==== Available data

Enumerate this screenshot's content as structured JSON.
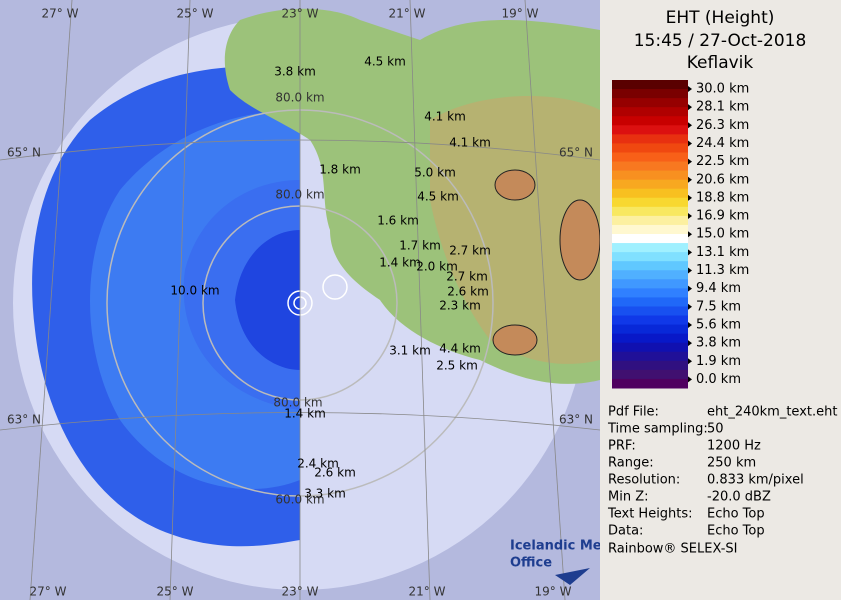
{
  "header": {
    "title": "EHT (Height)",
    "time": "15:45 / 27-Oct-2018",
    "site": "Keflavik"
  },
  "scale_labels": [
    "30.0 km",
    "28.1 km",
    "26.3 km",
    "24.4 km",
    "22.5 km",
    "20.6 km",
    "18.8 km",
    "16.9 km",
    "15.0 km",
    "13.1 km",
    "11.3 km",
    "9.4 km",
    "7.5 km",
    "5.6 km",
    "3.8 km",
    "1.9 km",
    "0.0 km"
  ],
  "info": [
    {
      "label": "Pdf File:",
      "value": "eht_240km_text.eht"
    },
    {
      "label": "Time sampling:",
      "value": "50"
    },
    {
      "label": "PRF:",
      "value": "1200 Hz"
    },
    {
      "label": "Range:",
      "value": "250 km"
    },
    {
      "label": "Resolution:",
      "value": "0.833 km/pixel"
    },
    {
      "label": "Min Z:",
      "value": "-20.0 dBZ"
    },
    {
      "label": "Text Heights:",
      "value": "Echo Top"
    },
    {
      "label": "Data:",
      "value": "Echo Top"
    }
  ],
  "footer": "Rainbow® SELEX-SI",
  "logo": [
    "Icelandic Met",
    "Office"
  ],
  "longitude_labels": {
    "top": [
      "27° W",
      "25° W",
      "23° W",
      "21° W",
      "19° W"
    ],
    "bottom": [
      "27° W",
      "25° W",
      "23° W",
      "21° W",
      "19° W"
    ]
  },
  "latitude_labels": {
    "left": [
      "65° N",
      "63° N"
    ],
    "right": [
      "65° N",
      "63° N"
    ]
  },
  "range_labels": [
    "80.0 km",
    "80.0 km",
    "80.0 km",
    "60.0 km"
  ],
  "map_labels": [
    "3.8 km",
    "4.5 km",
    "4.1 km",
    "4.1 km",
    "1.8 km",
    "5.0 km",
    "4.5 km",
    "1.6 km",
    "1.7 km",
    "2.7 km",
    "1.4 km",
    "2.0 km",
    "2.7 km",
    "2.6 km",
    "2.3 km",
    "10.0 km",
    "3.1 km",
    "4.4 km",
    "2.5 km",
    "1.4 km",
    "2.4 km",
    "2.6 km",
    "3.3 km"
  ]
}
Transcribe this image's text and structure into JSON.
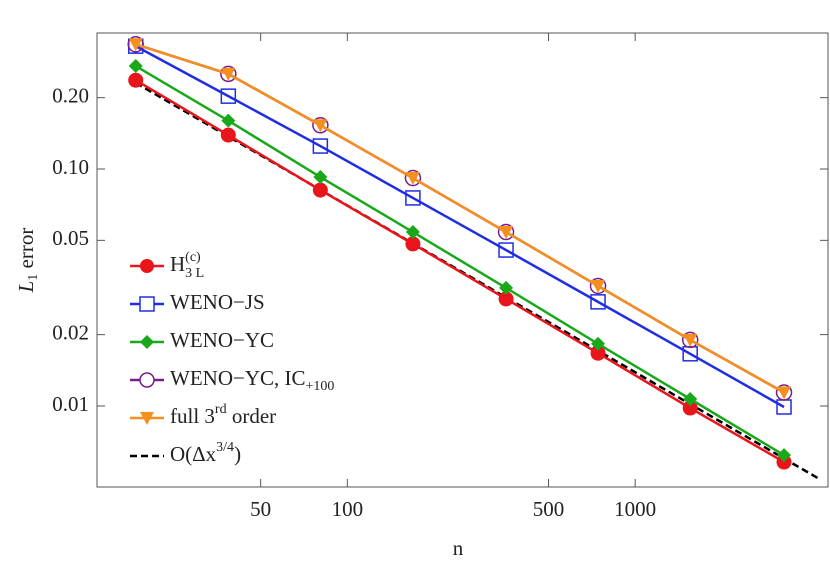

========

* _What you should do_
Give back each entry exactly as it appears, with no pictures.

* _Response to this task_
Enumerate this screenshot's content as structured JSON.
{
  "header": {
    "title": "EHT (Height)",
    "time": "15:45 / 27-Oct-2018",
    "site": "Keflavik"
  },
  "scale_labels": [
    "30.0 km",
    "28.1 km",
    "26.3 km",
    "24.4 km",
    "22.5 km",
    "20.6 km",
    "18.8 km",
    "16.9 km",
    "15.0 km",
    "13.1 km",
    "11.3 km",
    "9.4 km",
    "7.5 km",
    "5.6 km",
    "3.8 km",
    "1.9 km",
    "0.0 km"
  ],
  "info": [
    {
      "label": "Pdf File:",
      "value": "eht_240km_text.eht"
    },
    {
      "label": "Time sampling:",
      "value": "50"
    },
    {
      "label": "PRF:",
      "value": "1200 Hz"
    },
    {
      "label": "Range:",
      "value": "250 km"
    },
    {
      "label": "Resolution:",
      "value": "0.833 km/pixel"
    },
    {
      "label": "Min Z:",
      "value": "-20.0 dBZ"
    },
    {
      "label": "Text Heights:",
      "value": "Echo Top"
    },
    {
      "label": "Data:",
      "value": "Echo Top"
    }
  ],
  "footer": "Rainbow® SELEX-SI",
  "logo": [
    "Icelandic Met",
    "Office"
  ],
  "longitude_labels": {
    "top": [
      "27° W",
      "25° W",
      "23° W",
      "21° W",
      "19° W"
    ],
    "bottom": [
      "27° W",
      "25° W",
      "23° W",
      "21° W",
      "19° W"
    ]
  },
  "latitude_labels": {
    "left": [
      "65° N",
      "63° N"
    ],
    "right": [
      "65° N",
      "63° N"
    ]
  },
  "range_labels": [
    "80.0 km",
    "80.0 km",
    "80.0 km",
    "60.0 km"
  ],
  "map_labels": [
    "3.8 km",
    "4.5 km",
    "4.1 km",
    "4.1 km",
    "1.8 km",
    "5.0 km",
    "4.5 km",
    "1.6 km",
    "1.7 km",
    "2.7 km",
    "1.4 km",
    "2.0 km",
    "2.7 km",
    "2.6 km",
    "2.3 km",
    "10.0 km",
    "3.1 km",
    "4.4 km",
    "2.5 km",
    "1.4 km",
    "2.4 km",
    "2.6 km",
    "3.3 km"
  ]
}
Transcribe this image's text and structure into JSON.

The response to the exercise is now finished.